Without the images, output each record below as it stands.
++++++
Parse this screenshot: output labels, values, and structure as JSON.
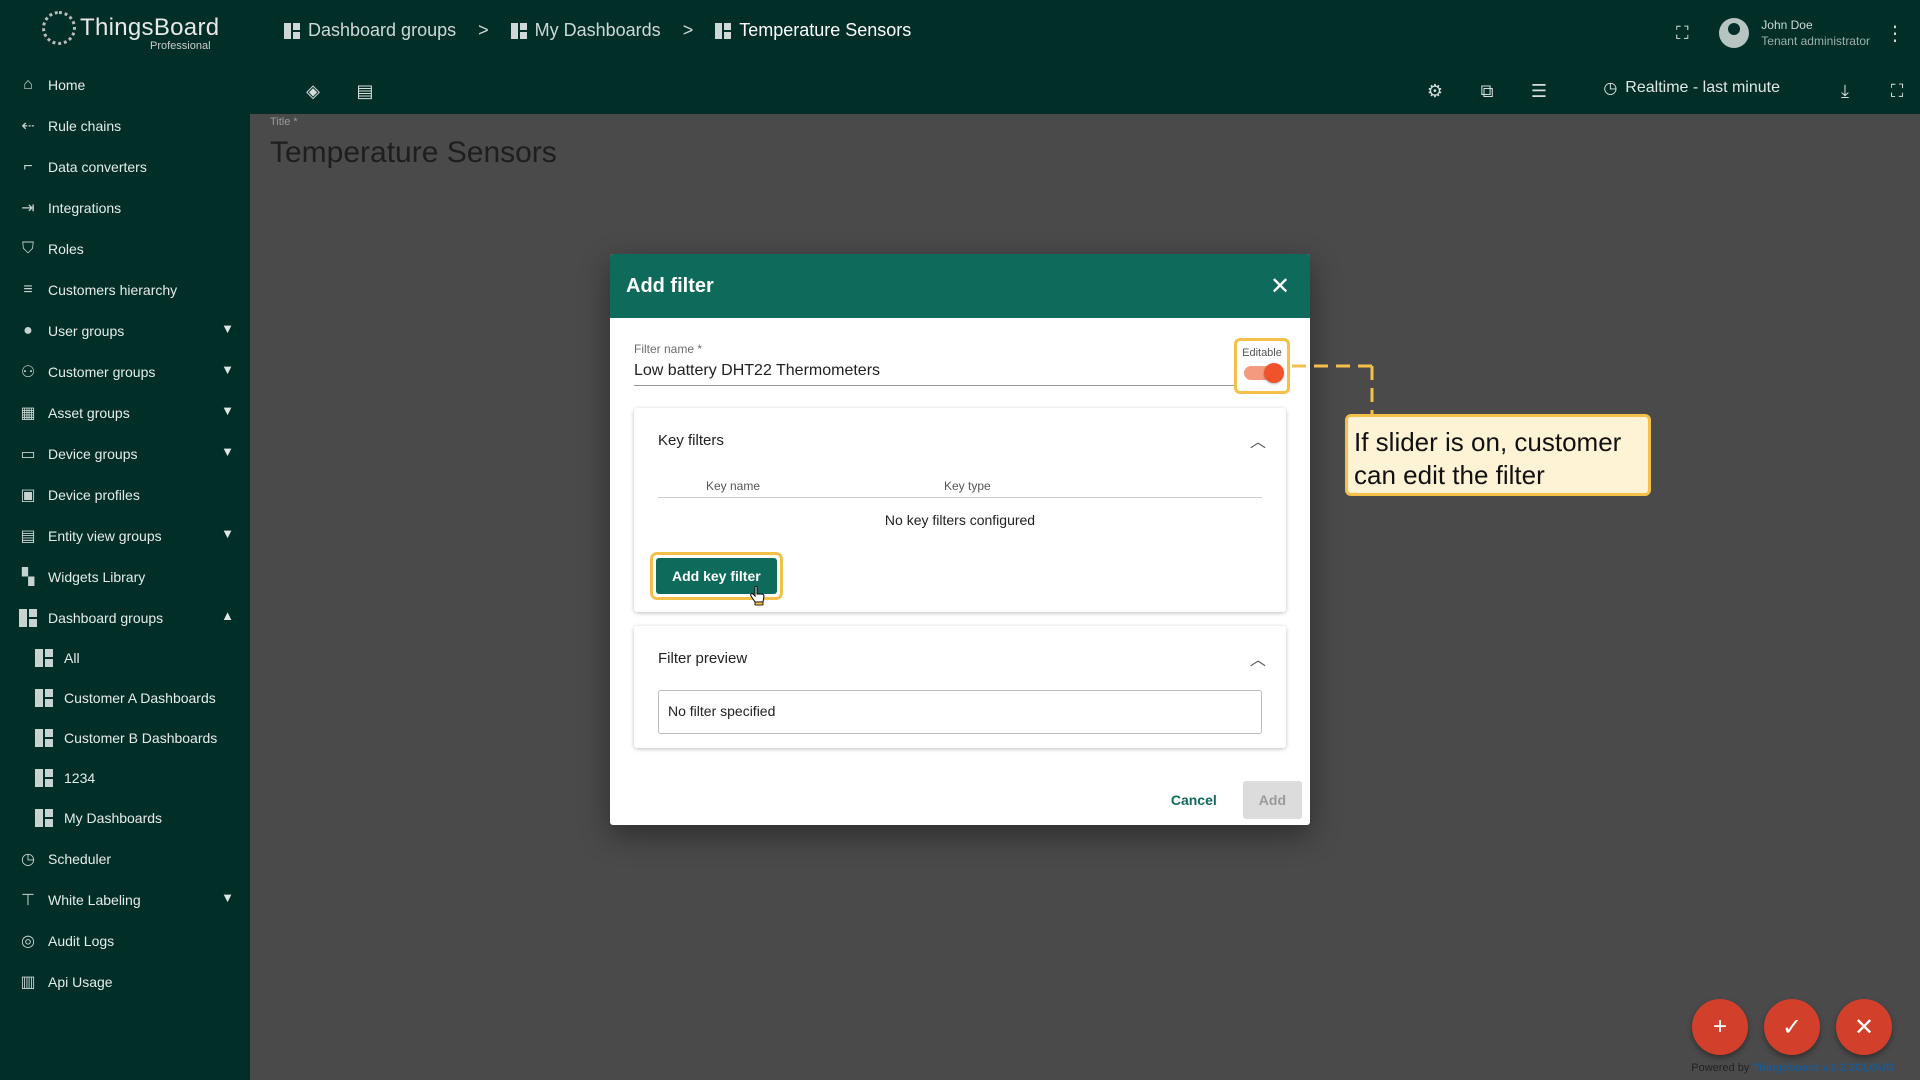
{
  "app": {
    "name": "ThingsBoard",
    "edition": "Professional"
  },
  "breadcrumb": {
    "items": [
      "Dashboard groups",
      "My Dashboards",
      "Temperature Sensors"
    ],
    "separator": ">"
  },
  "user": {
    "name": "John Doe",
    "role": "Tenant administrator"
  },
  "toolbar": {
    "timewindow": "Realtime - last minute"
  },
  "sidebar": {
    "items": [
      {
        "label": "Home",
        "icon": "home-icon"
      },
      {
        "label": "Rule chains",
        "icon": "rule-chain-icon"
      },
      {
        "label": "Data converters",
        "icon": "converter-icon"
      },
      {
        "label": "Integrations",
        "icon": "integration-icon"
      },
      {
        "label": "Roles",
        "icon": "shield-icon"
      },
      {
        "label": "Customers hierarchy",
        "icon": "hierarchy-icon"
      },
      {
        "label": "User groups",
        "icon": "account-icon",
        "expand": "down"
      },
      {
        "label": "Customer groups",
        "icon": "group-icon",
        "expand": "down"
      },
      {
        "label": "Asset groups",
        "icon": "building-icon",
        "expand": "down"
      },
      {
        "label": "Device groups",
        "icon": "devices-icon",
        "expand": "down"
      },
      {
        "label": "Device profiles",
        "icon": "device-profile-icon"
      },
      {
        "label": "Entity view groups",
        "icon": "view-icon",
        "expand": "down"
      },
      {
        "label": "Widgets Library",
        "icon": "widgets-icon"
      },
      {
        "label": "Dashboard groups",
        "icon": "dashboard-icon",
        "expand": "up"
      }
    ],
    "sub_items": [
      "All",
      "Customer A Dashboards",
      "Customer B Dashboards",
      "1234",
      "My Dashboards"
    ],
    "bottom_items": [
      {
        "label": "Scheduler",
        "icon": "clock-icon"
      },
      {
        "label": "White Labeling",
        "icon": "paint-roller-icon",
        "expand": "down"
      },
      {
        "label": "Audit Logs",
        "icon": "audit-icon"
      },
      {
        "label": "Api Usage",
        "icon": "chart-icon"
      }
    ]
  },
  "dashboard": {
    "title_label": "Title *",
    "title": "Temperature Sensors"
  },
  "dialog": {
    "title": "Add filter",
    "filter_name_label": "Filter name *",
    "filter_name_value": "Low battery DHT22 Thermometers",
    "editable_label": "Editable",
    "editable_on": true,
    "key_filters": {
      "title": "Key filters",
      "col_key_name": "Key name",
      "col_key_type": "Key type",
      "empty_text": "No key filters configured",
      "add_button": "Add key filter"
    },
    "filter_preview": {
      "title": "Filter preview",
      "text": "No filter specified"
    },
    "cancel_button": "Cancel",
    "add_button": "Add"
  },
  "callout": {
    "text": "If slider is on, customer can edit the filter"
  },
  "footer": {
    "powered_prefix": "Powered by",
    "powered_link": "Thingsboard v.3.2.2CLOUD"
  },
  "colors": {
    "primary": "#0e6b5c",
    "sidebar": "#022e28",
    "accent": "#f0522c",
    "highlight": "#f4c04a"
  }
}
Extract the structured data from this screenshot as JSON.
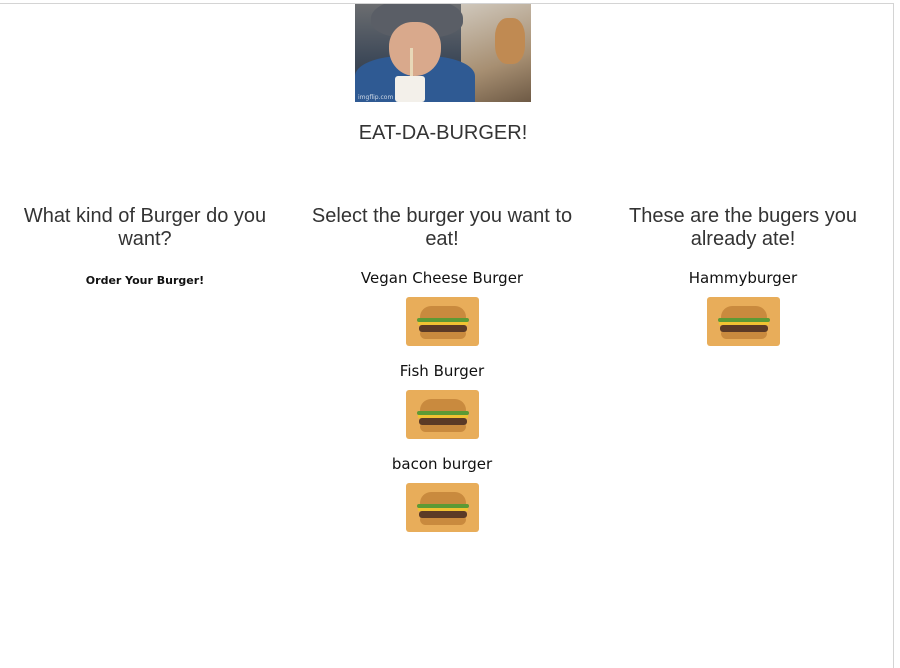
{
  "header": {
    "hero_image_icon": "boy-eating-burger-gif",
    "hero_watermark": "imgflip.com",
    "title": "EAT-DA-BURGER!"
  },
  "order_column": {
    "heading": "What kind of Burger do you want?",
    "order_link": "Order Your Burger!"
  },
  "to_eat_column": {
    "heading": "Select the burger you want to eat!",
    "burgers": [
      {
        "name": "Vegan Cheese Burger",
        "icon": "burger-icon"
      },
      {
        "name": "Fish Burger",
        "icon": "burger-icon"
      },
      {
        "name": "bacon burger",
        "icon": "burger-icon"
      }
    ]
  },
  "eaten_column": {
    "heading": "These are the bugers you already ate!",
    "burgers": [
      {
        "name": "Hammyburger",
        "icon": "burger-icon"
      }
    ]
  },
  "colors": {
    "button_background": "#e8ad5a",
    "text": "#333333"
  }
}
++++++
# EXERCISE RESULT
Parse this screenshot: output labels, values, and structure as JSON.
{
  "app": {
    "name": "ThingsBoard",
    "edition": "Professional"
  },
  "breadcrumb": {
    "items": [
      "Dashboard groups",
      "My Dashboards",
      "Temperature Sensors"
    ],
    "separator": ">"
  },
  "user": {
    "name": "John Doe",
    "role": "Tenant administrator"
  },
  "toolbar": {
    "timewindow": "Realtime - last minute"
  },
  "sidebar": {
    "items": [
      {
        "label": "Home",
        "icon": "home-icon"
      },
      {
        "label": "Rule chains",
        "icon": "rule-chain-icon"
      },
      {
        "label": "Data converters",
        "icon": "converter-icon"
      },
      {
        "label": "Integrations",
        "icon": "integration-icon"
      },
      {
        "label": "Roles",
        "icon": "shield-icon"
      },
      {
        "label": "Customers hierarchy",
        "icon": "hierarchy-icon"
      },
      {
        "label": "User groups",
        "icon": "account-icon",
        "expand": "down"
      },
      {
        "label": "Customer groups",
        "icon": "group-icon",
        "expand": "down"
      },
      {
        "label": "Asset groups",
        "icon": "building-icon",
        "expand": "down"
      },
      {
        "label": "Device groups",
        "icon": "devices-icon",
        "expand": "down"
      },
      {
        "label": "Device profiles",
        "icon": "device-profile-icon"
      },
      {
        "label": "Entity view groups",
        "icon": "view-icon",
        "expand": "down"
      },
      {
        "label": "Widgets Library",
        "icon": "widgets-icon"
      },
      {
        "label": "Dashboard groups",
        "icon": "dashboard-icon",
        "expand": "up"
      }
    ],
    "sub_items": [
      "All",
      "Customer A Dashboards",
      "Customer B Dashboards",
      "1234",
      "My Dashboards"
    ],
    "bottom_items": [
      {
        "label": "Scheduler",
        "icon": "clock-icon"
      },
      {
        "label": "White Labeling",
        "icon": "paint-roller-icon",
        "expand": "down"
      },
      {
        "label": "Audit Logs",
        "icon": "audit-icon"
      },
      {
        "label": "Api Usage",
        "icon": "chart-icon"
      }
    ]
  },
  "dashboard": {
    "title_label": "Title *",
    "title": "Temperature Sensors"
  },
  "dialog": {
    "title": "Add filter",
    "filter_name_label": "Filter name *",
    "filter_name_value": "Low battery DHT22 Thermometers",
    "editable_label": "Editable",
    "editable_on": true,
    "key_filters": {
      "title": "Key filters",
      "col_key_name": "Key name",
      "col_key_type": "Key type",
      "empty_text": "No key filters configured",
      "add_button": "Add key filter"
    },
    "filter_preview": {
      "title": "Filter preview",
      "text": "No filter specified"
    },
    "cancel_button": "Cancel",
    "add_button": "Add"
  },
  "callout": {
    "text": "If slider is on, customer can edit the filter"
  },
  "footer": {
    "powered_prefix": "Powered by",
    "powered_link": "Thingsboard v.3.2.2CLOUD"
  },
  "colors": {
    "primary": "#0e6b5c",
    "sidebar": "#022e28",
    "accent": "#f0522c",
    "highlight": "#f4c04a"
  }
}
Extract the structured data from this screenshot as JSON.
{
  "header": {
    "hero_image_icon": "boy-eating-burger-gif",
    "hero_watermark": "imgflip.com",
    "title": "EAT-DA-BURGER!"
  },
  "order_column": {
    "heading": "What kind of Burger do you want?",
    "order_link": "Order Your Burger!"
  },
  "to_eat_column": {
    "heading": "Select the burger you want to eat!",
    "burgers": [
      {
        "name": "Vegan Cheese Burger",
        "icon": "burger-icon"
      },
      {
        "name": "Fish Burger",
        "icon": "burger-icon"
      },
      {
        "name": "bacon burger",
        "icon": "burger-icon"
      }
    ]
  },
  "eaten_column": {
    "heading": "These are the bugers you already ate!",
    "burgers": [
      {
        "name": "Hammyburger",
        "icon": "burger-icon"
      }
    ]
  },
  "colors": {
    "button_background": "#e8ad5a",
    "text": "#333333"
  }
}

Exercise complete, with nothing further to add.